Dataset items:
:::::

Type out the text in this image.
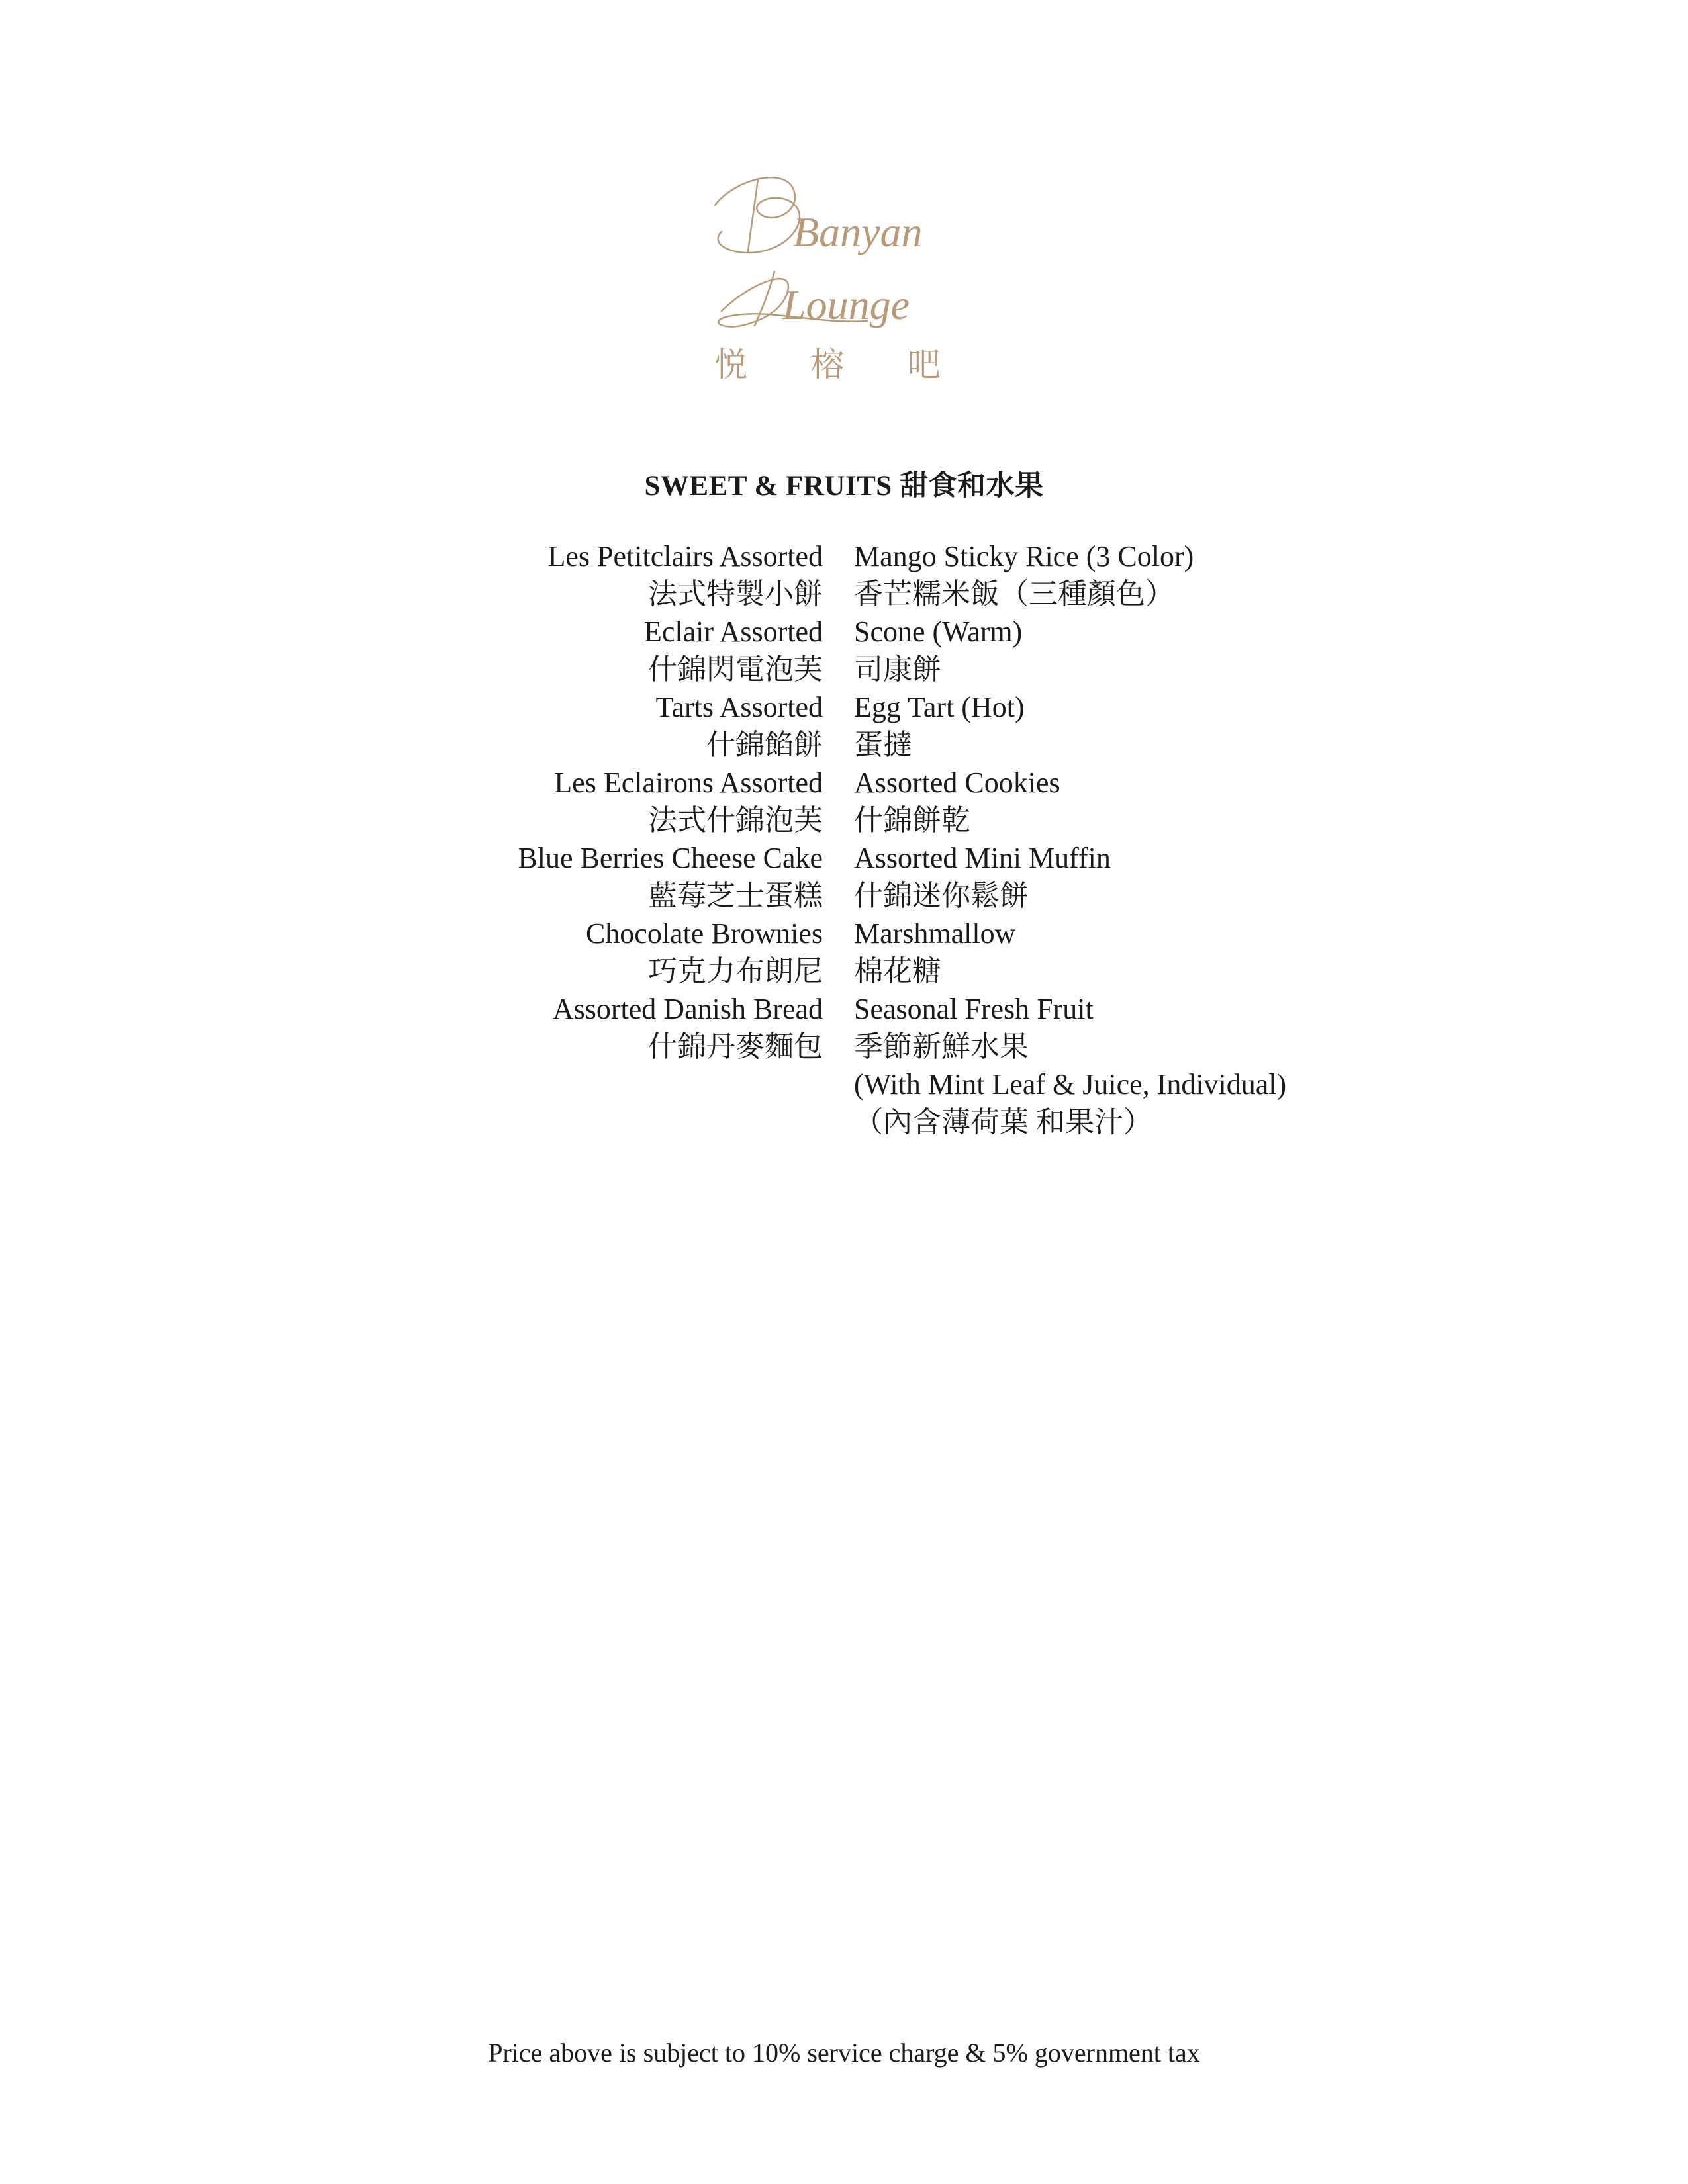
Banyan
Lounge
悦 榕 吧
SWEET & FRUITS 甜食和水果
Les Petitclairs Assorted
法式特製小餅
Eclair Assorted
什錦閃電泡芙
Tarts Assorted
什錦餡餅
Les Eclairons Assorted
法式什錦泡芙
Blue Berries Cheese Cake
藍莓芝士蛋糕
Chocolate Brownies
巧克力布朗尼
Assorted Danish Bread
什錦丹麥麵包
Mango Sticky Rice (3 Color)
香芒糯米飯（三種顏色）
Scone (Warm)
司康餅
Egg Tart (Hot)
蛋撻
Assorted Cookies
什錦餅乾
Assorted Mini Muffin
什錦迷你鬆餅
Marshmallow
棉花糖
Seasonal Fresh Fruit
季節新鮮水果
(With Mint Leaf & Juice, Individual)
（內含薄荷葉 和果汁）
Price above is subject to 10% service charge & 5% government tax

:::::

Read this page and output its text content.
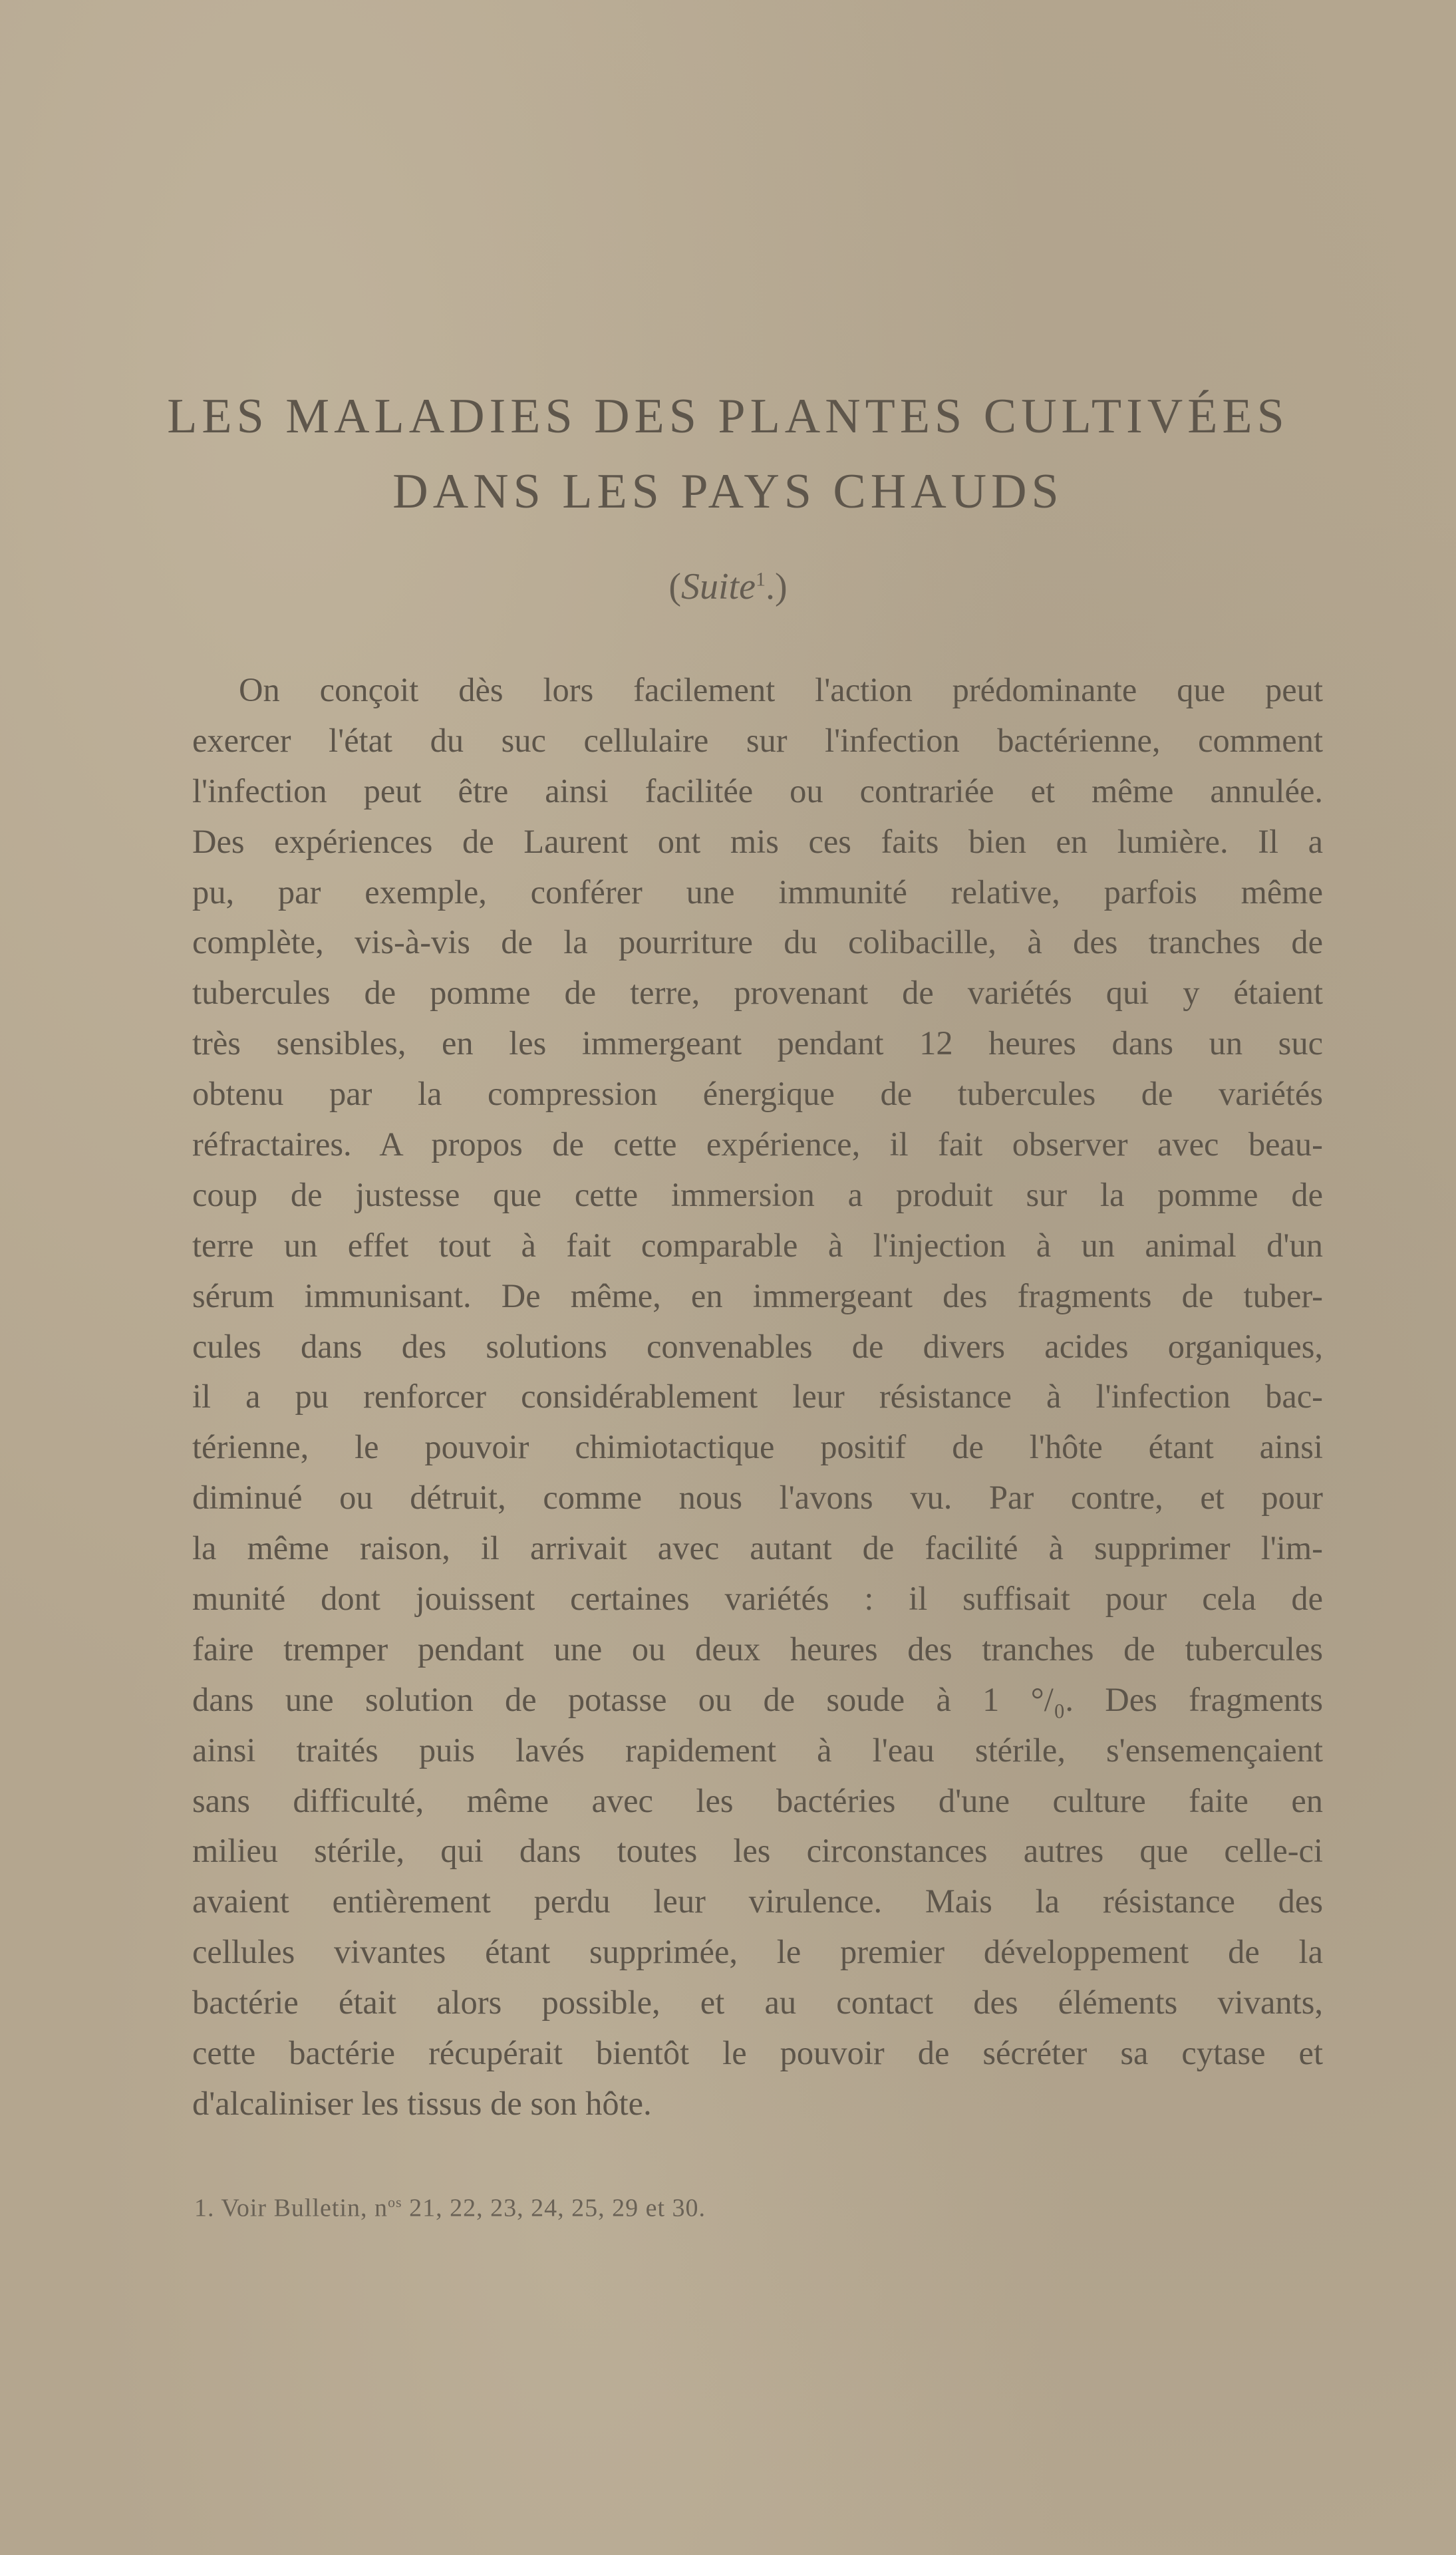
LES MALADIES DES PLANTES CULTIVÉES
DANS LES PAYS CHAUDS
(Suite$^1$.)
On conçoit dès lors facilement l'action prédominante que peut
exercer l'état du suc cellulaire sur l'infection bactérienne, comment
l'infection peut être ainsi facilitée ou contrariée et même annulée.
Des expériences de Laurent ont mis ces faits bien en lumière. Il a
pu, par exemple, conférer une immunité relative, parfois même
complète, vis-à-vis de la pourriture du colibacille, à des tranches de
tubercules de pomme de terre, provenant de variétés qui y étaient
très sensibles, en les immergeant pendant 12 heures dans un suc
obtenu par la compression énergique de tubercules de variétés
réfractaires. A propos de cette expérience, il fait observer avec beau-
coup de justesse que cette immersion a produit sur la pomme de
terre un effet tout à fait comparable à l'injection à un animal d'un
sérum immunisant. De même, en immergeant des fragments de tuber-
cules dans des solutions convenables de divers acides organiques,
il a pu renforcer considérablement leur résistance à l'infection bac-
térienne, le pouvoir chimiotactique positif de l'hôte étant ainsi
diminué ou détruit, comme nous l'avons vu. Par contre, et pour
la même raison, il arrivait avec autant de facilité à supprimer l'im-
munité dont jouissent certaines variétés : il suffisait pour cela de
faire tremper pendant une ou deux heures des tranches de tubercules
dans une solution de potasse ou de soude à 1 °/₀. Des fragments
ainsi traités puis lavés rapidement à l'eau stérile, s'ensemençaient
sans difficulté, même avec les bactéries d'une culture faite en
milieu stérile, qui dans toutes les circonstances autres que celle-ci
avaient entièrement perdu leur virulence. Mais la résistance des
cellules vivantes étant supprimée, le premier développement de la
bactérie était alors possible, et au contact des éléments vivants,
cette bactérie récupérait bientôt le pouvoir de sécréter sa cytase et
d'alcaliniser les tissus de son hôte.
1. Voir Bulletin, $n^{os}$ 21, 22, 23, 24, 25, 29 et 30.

:::::

Problem description: Pick each line holding the word "tranches" out of the data and copy it.

Task solution:
complète, vis-à-vis de la pourriture du colibacille, à des tranches de
faire tremper pendant une ou deux heures des tranches de tubercules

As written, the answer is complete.